_Aim of the exercise_
Select the lines of the records containing the word "Ordine" and list them.

#####

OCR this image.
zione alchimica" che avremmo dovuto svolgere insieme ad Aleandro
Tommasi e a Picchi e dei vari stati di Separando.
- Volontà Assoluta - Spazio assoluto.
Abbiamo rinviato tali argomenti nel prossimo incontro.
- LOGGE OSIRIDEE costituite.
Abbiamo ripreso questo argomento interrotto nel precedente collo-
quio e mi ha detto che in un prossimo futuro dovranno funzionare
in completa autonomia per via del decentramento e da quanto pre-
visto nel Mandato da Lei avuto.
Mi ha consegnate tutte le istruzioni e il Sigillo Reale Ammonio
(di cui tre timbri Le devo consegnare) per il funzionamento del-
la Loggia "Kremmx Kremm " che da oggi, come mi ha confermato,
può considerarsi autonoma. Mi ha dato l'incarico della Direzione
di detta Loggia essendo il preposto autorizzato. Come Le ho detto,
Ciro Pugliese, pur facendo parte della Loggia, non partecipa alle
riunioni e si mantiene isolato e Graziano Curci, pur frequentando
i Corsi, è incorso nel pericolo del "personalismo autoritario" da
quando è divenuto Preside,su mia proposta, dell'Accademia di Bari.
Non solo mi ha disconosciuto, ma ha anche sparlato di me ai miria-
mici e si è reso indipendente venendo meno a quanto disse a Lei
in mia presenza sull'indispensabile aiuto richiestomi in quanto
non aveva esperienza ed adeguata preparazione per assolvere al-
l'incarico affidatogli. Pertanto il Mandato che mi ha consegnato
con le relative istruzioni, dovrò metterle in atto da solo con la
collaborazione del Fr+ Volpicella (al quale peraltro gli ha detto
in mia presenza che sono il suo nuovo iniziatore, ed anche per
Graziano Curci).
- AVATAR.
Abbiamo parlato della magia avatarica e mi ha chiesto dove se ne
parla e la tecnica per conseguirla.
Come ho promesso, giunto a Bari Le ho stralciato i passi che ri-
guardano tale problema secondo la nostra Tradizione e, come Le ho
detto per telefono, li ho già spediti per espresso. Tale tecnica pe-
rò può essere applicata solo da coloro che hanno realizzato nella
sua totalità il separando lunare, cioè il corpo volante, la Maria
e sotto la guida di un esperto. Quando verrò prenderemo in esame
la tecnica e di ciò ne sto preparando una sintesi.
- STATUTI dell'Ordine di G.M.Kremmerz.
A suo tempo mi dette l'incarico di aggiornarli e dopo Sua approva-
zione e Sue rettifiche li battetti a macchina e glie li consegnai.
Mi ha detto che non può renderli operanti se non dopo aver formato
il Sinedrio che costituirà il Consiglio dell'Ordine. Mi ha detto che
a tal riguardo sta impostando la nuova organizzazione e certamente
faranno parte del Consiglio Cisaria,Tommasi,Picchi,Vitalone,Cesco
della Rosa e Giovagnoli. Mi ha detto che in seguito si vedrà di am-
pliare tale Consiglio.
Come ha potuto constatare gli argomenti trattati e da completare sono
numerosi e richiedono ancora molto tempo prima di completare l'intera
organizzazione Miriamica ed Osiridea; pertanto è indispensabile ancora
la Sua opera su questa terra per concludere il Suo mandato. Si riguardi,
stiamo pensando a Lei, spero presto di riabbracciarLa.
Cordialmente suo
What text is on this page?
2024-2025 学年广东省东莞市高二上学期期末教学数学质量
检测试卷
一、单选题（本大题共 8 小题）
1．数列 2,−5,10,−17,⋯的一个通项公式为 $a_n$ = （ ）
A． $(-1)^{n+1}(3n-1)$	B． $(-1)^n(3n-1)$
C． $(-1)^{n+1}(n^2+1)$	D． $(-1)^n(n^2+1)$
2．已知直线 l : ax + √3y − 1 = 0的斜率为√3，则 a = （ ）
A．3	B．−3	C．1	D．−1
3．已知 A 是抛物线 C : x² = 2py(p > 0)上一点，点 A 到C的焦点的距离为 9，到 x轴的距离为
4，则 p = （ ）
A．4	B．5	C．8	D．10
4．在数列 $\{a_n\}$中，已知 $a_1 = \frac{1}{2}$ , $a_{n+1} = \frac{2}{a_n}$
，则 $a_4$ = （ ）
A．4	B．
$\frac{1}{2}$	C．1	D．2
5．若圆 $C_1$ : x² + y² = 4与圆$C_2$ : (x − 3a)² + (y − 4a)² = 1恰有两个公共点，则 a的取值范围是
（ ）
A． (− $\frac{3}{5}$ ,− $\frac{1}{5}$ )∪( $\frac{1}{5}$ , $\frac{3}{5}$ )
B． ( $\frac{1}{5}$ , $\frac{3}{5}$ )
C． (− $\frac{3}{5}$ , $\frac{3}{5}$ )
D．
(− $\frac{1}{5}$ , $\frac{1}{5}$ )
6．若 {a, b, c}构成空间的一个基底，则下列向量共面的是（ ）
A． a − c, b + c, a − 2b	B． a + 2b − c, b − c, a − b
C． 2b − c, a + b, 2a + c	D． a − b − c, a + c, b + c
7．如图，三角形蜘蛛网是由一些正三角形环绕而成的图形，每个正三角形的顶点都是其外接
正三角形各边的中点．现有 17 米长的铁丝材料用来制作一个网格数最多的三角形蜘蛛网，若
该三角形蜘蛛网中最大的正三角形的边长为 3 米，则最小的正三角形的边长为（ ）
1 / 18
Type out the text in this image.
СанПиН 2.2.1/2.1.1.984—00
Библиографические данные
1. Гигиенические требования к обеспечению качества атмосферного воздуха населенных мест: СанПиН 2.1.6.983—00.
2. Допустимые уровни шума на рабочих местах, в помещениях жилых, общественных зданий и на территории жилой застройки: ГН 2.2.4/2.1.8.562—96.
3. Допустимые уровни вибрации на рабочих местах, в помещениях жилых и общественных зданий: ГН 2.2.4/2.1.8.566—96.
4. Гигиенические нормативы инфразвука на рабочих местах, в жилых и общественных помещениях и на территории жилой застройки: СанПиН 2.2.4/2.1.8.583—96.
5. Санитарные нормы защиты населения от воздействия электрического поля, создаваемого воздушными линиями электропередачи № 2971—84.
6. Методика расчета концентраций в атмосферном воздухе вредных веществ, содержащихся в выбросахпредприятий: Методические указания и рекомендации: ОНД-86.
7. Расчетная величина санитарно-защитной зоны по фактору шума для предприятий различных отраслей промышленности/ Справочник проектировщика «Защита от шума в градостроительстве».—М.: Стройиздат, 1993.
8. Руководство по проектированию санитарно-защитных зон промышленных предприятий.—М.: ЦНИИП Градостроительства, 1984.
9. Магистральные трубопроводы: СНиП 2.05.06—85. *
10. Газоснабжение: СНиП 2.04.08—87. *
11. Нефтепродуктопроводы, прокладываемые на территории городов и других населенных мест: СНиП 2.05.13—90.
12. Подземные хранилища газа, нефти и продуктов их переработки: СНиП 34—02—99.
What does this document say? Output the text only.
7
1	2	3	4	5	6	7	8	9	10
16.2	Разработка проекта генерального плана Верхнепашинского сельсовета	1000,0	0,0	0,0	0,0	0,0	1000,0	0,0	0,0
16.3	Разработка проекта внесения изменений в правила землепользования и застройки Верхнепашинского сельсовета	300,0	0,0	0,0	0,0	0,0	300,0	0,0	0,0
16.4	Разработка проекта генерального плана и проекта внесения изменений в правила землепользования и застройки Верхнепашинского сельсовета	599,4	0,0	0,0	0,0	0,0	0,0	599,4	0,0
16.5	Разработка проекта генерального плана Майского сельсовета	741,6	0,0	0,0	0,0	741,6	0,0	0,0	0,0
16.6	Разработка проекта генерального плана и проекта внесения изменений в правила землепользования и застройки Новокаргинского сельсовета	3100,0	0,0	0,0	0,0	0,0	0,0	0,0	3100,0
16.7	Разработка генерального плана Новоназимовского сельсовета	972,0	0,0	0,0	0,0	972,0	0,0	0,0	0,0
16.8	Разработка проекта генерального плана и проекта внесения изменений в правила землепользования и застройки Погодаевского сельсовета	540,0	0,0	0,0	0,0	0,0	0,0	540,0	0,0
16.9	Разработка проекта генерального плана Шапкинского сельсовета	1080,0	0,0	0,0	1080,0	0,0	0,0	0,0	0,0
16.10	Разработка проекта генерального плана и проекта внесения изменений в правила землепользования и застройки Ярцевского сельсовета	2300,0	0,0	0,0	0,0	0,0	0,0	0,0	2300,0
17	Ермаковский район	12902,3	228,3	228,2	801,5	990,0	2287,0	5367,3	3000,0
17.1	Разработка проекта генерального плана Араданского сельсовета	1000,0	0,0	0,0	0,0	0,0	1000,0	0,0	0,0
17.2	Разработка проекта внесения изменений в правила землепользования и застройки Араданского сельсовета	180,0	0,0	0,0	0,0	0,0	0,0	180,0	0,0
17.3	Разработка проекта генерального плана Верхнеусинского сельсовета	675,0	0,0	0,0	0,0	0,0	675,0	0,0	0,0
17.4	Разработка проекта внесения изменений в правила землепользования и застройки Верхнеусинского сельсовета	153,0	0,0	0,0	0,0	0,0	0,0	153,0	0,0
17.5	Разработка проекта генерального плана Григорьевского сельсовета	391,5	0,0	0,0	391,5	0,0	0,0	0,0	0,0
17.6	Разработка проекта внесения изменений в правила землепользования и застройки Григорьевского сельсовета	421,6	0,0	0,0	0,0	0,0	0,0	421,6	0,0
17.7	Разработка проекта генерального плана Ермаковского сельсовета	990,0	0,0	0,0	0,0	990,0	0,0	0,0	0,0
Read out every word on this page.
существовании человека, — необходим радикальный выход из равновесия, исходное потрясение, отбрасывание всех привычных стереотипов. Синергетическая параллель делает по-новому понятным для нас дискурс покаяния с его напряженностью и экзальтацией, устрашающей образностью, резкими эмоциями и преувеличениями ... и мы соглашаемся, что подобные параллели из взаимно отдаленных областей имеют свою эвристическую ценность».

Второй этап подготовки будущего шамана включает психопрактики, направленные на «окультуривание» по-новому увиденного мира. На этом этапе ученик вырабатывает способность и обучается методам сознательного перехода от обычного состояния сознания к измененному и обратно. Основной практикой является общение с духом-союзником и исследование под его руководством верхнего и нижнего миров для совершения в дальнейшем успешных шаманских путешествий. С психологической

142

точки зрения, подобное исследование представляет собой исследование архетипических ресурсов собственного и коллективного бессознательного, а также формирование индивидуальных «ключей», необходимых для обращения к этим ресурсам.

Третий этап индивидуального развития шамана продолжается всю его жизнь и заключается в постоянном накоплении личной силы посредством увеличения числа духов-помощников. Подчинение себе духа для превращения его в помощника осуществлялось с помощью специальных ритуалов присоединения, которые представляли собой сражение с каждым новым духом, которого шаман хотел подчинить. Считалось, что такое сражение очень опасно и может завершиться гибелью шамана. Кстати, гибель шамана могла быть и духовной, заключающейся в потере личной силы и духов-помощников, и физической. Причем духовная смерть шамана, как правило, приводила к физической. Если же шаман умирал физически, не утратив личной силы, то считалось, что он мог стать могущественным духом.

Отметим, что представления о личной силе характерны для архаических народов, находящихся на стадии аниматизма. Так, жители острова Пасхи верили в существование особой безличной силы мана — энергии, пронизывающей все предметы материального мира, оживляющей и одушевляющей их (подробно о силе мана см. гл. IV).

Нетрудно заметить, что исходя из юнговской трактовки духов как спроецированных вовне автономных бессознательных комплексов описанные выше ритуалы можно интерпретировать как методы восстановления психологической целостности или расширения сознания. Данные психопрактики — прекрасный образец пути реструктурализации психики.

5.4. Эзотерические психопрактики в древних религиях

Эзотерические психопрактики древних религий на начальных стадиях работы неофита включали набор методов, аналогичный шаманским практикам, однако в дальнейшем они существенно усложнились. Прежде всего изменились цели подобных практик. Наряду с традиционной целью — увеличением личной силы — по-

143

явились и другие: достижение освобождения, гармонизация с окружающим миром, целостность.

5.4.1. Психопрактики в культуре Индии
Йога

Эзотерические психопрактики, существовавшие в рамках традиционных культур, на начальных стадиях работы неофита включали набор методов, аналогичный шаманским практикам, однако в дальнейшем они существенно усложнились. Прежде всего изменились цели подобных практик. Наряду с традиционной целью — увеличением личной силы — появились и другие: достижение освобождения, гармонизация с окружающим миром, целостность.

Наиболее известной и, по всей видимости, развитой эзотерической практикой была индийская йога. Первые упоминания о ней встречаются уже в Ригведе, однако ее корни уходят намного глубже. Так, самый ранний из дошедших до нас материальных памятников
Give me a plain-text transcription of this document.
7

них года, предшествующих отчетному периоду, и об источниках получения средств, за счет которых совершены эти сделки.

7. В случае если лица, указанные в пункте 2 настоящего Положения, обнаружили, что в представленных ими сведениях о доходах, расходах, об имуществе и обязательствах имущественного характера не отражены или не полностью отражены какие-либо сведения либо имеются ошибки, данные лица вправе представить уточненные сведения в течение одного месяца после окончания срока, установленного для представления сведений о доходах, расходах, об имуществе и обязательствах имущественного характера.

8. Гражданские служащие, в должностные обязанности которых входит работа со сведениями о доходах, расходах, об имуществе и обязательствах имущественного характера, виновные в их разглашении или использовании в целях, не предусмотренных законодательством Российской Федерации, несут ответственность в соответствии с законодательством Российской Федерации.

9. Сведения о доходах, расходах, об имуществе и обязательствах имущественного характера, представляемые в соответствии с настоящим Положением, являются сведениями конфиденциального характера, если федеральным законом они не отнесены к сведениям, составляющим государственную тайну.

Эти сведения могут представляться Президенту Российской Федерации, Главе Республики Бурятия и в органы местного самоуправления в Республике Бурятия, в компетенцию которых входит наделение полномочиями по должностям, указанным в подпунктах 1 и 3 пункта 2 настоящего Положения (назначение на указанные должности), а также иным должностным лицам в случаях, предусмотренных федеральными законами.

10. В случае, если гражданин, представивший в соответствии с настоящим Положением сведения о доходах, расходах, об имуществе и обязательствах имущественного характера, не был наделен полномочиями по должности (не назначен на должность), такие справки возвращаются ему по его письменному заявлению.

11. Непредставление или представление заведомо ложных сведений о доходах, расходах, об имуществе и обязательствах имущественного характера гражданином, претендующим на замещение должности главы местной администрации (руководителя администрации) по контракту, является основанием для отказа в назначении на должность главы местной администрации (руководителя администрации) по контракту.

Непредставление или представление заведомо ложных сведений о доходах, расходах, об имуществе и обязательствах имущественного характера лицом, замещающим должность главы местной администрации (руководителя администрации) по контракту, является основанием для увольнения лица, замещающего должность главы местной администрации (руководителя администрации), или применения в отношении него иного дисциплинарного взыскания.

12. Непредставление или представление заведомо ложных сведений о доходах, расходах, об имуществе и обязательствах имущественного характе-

#####

_Final result_
- STATUTI dell'Ordine di G.M.Kremmerz.
il Sinedrio che costituirà il Consiglio dell'Ordine. Mi ha detto che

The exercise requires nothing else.